Pull out every line of the listing below where "target" appears.
┌─ Exercise inputs
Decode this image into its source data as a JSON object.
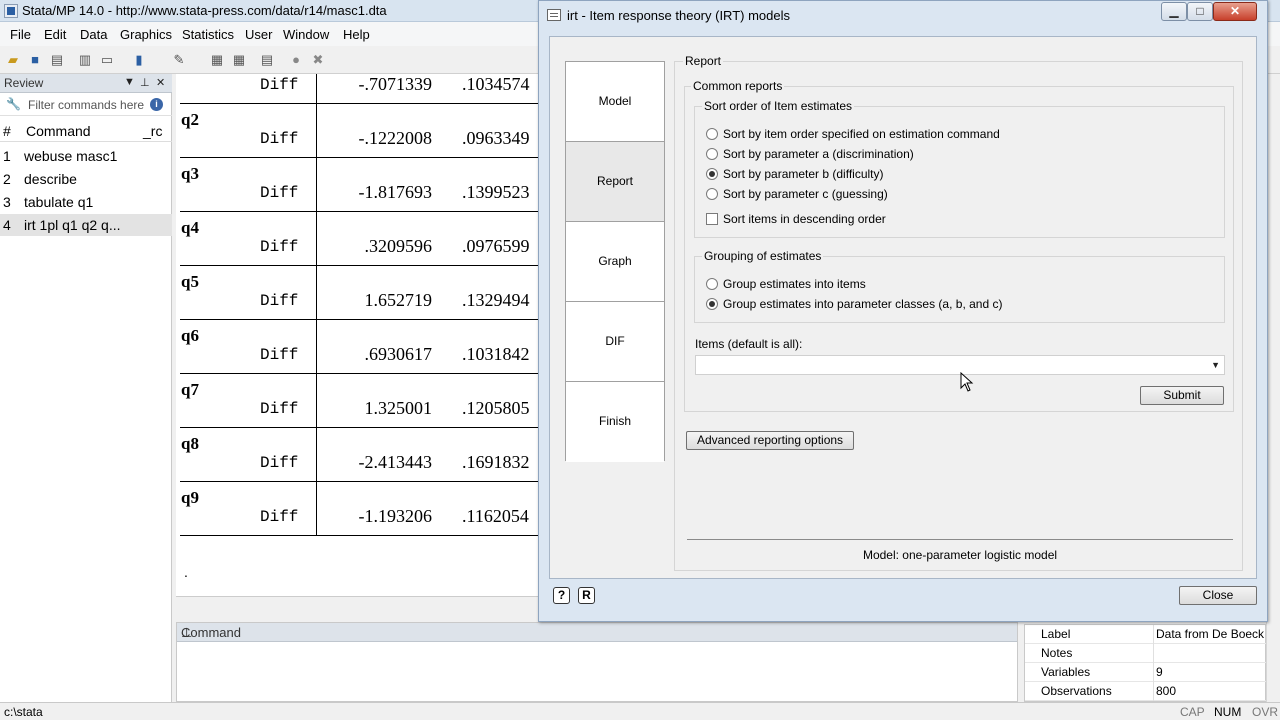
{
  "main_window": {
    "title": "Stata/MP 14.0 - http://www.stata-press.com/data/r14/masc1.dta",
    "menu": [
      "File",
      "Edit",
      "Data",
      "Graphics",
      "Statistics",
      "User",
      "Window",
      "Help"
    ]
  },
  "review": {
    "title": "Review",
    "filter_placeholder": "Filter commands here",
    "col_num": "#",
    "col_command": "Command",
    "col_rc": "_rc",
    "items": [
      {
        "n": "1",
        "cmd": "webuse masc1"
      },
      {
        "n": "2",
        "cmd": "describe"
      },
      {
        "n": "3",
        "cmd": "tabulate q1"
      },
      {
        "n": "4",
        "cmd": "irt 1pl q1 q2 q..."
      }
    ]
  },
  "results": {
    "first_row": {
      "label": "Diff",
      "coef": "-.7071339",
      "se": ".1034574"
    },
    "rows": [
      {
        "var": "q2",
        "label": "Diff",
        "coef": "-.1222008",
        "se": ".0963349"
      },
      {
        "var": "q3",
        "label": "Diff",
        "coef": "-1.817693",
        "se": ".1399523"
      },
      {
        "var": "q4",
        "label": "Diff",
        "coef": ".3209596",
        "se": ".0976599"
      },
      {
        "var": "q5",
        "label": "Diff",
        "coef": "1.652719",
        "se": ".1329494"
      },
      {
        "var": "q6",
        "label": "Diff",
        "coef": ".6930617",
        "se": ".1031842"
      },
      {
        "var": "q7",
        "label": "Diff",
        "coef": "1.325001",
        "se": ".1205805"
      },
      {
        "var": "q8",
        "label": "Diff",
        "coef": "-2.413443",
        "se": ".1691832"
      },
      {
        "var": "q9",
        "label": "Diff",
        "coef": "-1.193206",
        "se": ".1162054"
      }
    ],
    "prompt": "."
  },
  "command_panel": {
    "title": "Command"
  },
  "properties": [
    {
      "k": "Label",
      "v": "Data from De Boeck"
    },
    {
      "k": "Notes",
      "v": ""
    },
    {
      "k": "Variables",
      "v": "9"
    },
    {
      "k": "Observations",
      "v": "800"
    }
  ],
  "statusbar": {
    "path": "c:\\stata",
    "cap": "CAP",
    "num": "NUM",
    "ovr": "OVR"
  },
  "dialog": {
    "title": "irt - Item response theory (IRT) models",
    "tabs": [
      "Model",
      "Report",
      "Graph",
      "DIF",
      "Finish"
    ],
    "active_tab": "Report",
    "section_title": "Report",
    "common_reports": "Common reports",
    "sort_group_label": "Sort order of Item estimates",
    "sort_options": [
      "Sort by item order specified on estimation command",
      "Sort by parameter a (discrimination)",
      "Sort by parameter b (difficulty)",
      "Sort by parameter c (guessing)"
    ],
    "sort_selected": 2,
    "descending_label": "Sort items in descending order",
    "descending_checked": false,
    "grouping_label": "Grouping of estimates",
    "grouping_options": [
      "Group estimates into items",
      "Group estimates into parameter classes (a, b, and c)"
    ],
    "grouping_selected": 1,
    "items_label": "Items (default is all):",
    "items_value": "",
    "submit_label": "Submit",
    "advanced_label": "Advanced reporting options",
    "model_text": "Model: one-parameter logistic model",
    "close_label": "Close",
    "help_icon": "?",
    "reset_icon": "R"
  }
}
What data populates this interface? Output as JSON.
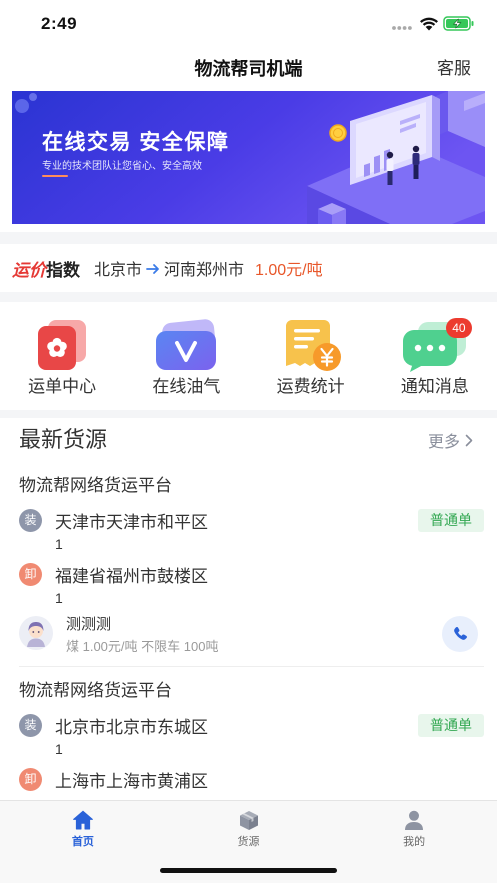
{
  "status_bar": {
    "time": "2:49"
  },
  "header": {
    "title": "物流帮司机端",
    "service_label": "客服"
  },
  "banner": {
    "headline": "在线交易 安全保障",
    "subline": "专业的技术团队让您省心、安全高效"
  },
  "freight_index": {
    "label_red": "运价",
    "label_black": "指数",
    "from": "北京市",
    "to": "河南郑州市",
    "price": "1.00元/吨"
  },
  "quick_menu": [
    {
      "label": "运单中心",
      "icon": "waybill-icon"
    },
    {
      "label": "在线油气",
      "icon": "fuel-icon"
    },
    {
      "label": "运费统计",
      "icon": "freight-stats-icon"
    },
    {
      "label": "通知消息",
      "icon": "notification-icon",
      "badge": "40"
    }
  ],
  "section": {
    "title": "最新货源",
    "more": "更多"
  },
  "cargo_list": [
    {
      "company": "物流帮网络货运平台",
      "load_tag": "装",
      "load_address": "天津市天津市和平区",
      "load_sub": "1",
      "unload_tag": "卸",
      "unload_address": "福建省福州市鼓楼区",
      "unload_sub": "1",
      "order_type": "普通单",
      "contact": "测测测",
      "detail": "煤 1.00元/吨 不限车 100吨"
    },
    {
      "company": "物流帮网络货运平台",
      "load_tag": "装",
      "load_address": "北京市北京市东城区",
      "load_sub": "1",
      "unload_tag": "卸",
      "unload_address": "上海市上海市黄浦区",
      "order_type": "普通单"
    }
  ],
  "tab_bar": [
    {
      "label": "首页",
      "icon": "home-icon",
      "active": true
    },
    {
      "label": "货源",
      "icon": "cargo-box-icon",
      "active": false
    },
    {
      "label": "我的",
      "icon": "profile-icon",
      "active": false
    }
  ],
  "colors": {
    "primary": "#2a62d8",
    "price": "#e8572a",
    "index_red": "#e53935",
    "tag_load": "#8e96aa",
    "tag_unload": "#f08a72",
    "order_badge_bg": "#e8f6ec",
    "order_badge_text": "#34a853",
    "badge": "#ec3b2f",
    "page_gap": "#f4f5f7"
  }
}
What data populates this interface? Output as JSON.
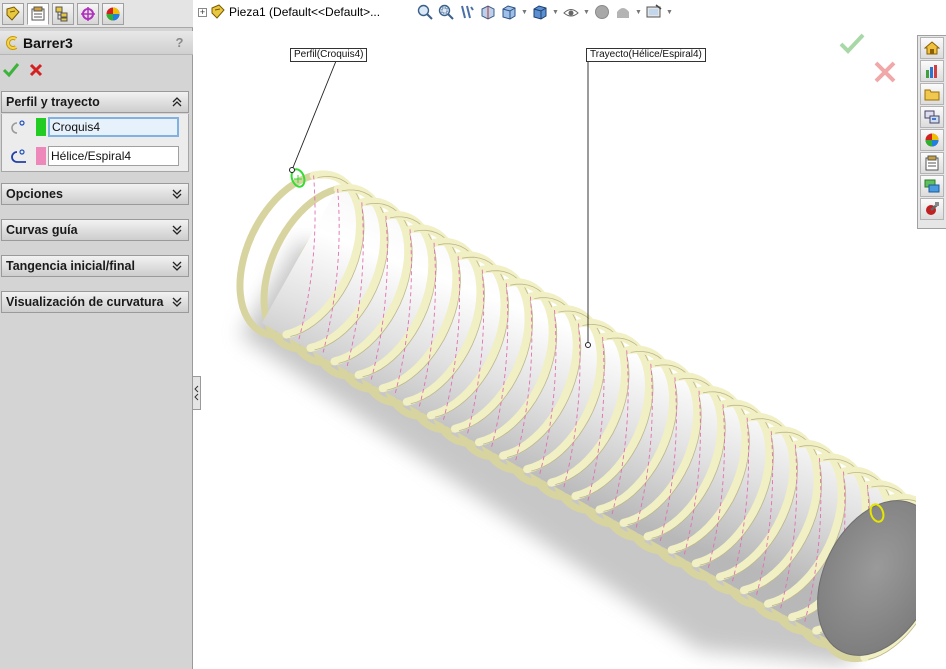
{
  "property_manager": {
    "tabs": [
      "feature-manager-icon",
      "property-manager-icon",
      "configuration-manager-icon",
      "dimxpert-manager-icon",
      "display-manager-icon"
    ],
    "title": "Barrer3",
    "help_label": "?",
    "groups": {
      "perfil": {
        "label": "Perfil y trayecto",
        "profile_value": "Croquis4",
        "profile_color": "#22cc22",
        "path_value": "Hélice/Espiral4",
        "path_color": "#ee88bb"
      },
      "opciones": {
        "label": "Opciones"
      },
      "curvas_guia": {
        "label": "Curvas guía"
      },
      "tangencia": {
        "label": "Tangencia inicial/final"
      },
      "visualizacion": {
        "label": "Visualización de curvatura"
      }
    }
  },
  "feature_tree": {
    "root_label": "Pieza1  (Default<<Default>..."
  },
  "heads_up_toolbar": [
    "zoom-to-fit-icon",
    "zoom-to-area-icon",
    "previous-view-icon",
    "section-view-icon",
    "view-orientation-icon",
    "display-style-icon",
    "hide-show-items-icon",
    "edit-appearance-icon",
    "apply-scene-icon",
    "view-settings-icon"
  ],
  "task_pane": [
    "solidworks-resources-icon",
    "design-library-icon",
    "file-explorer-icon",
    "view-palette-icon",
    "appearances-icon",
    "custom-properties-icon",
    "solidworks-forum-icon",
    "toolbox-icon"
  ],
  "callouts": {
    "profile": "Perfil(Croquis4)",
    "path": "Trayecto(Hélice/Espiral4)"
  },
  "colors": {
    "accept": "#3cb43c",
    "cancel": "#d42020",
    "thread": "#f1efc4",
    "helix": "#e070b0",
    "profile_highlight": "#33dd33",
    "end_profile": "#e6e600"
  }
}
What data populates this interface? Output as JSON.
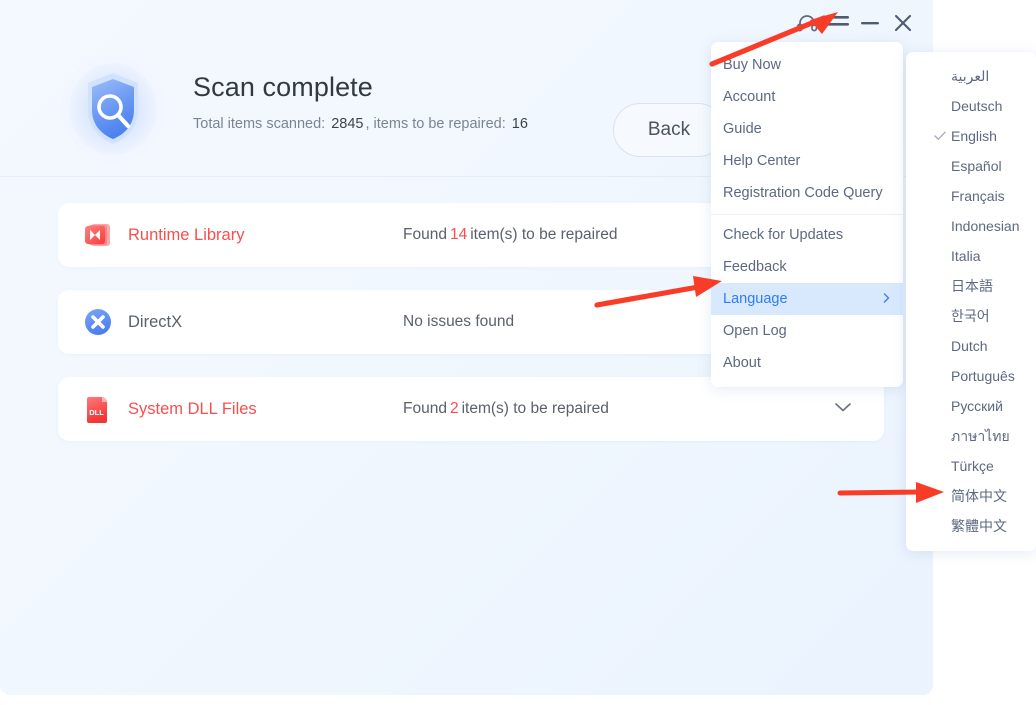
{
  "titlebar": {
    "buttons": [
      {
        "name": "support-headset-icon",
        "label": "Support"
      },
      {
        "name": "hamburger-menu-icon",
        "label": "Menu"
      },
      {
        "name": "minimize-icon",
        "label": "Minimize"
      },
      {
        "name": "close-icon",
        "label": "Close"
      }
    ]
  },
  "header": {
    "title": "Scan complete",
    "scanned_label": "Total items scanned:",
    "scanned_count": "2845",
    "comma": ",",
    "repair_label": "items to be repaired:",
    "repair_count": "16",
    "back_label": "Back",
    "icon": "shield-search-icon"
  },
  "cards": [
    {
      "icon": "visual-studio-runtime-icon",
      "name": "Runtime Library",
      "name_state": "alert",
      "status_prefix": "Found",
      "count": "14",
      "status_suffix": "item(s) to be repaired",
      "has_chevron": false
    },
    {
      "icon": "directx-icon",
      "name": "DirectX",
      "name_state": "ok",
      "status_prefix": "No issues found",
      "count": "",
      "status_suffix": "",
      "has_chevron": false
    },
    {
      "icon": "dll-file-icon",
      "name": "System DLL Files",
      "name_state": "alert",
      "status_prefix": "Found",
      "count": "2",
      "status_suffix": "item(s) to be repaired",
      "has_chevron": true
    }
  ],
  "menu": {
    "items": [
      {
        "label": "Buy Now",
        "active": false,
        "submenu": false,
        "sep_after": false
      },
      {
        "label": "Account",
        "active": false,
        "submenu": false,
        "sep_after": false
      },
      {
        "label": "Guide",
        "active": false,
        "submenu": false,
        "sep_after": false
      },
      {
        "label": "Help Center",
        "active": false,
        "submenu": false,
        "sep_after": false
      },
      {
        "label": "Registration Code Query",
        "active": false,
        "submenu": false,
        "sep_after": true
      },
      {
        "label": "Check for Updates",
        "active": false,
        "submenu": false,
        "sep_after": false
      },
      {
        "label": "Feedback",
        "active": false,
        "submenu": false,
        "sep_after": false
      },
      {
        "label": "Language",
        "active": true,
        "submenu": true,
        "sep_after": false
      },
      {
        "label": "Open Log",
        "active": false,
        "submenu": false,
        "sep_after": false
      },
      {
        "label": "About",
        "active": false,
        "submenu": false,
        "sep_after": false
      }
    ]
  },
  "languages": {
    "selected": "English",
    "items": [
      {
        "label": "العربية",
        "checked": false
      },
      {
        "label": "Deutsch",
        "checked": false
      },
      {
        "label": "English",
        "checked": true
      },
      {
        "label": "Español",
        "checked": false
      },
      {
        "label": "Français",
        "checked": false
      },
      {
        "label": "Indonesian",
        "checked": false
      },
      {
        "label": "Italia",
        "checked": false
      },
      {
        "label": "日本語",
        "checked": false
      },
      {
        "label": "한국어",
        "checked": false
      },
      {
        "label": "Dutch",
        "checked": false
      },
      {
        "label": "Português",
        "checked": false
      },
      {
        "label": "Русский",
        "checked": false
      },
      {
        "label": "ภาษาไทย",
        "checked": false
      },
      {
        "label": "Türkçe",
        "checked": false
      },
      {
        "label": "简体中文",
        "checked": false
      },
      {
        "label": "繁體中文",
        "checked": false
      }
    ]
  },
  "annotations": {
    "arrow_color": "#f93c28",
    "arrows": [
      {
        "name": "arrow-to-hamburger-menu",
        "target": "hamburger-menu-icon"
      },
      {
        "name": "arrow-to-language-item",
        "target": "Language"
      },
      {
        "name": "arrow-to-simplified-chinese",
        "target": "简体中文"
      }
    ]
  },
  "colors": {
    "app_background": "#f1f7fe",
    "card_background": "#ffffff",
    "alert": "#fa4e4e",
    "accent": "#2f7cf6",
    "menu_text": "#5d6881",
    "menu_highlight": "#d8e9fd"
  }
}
└─
◆ Exercise answer ◆
        "target": "hamburger-menu-icon"
        "target": "Language"
        "target": "简体中文"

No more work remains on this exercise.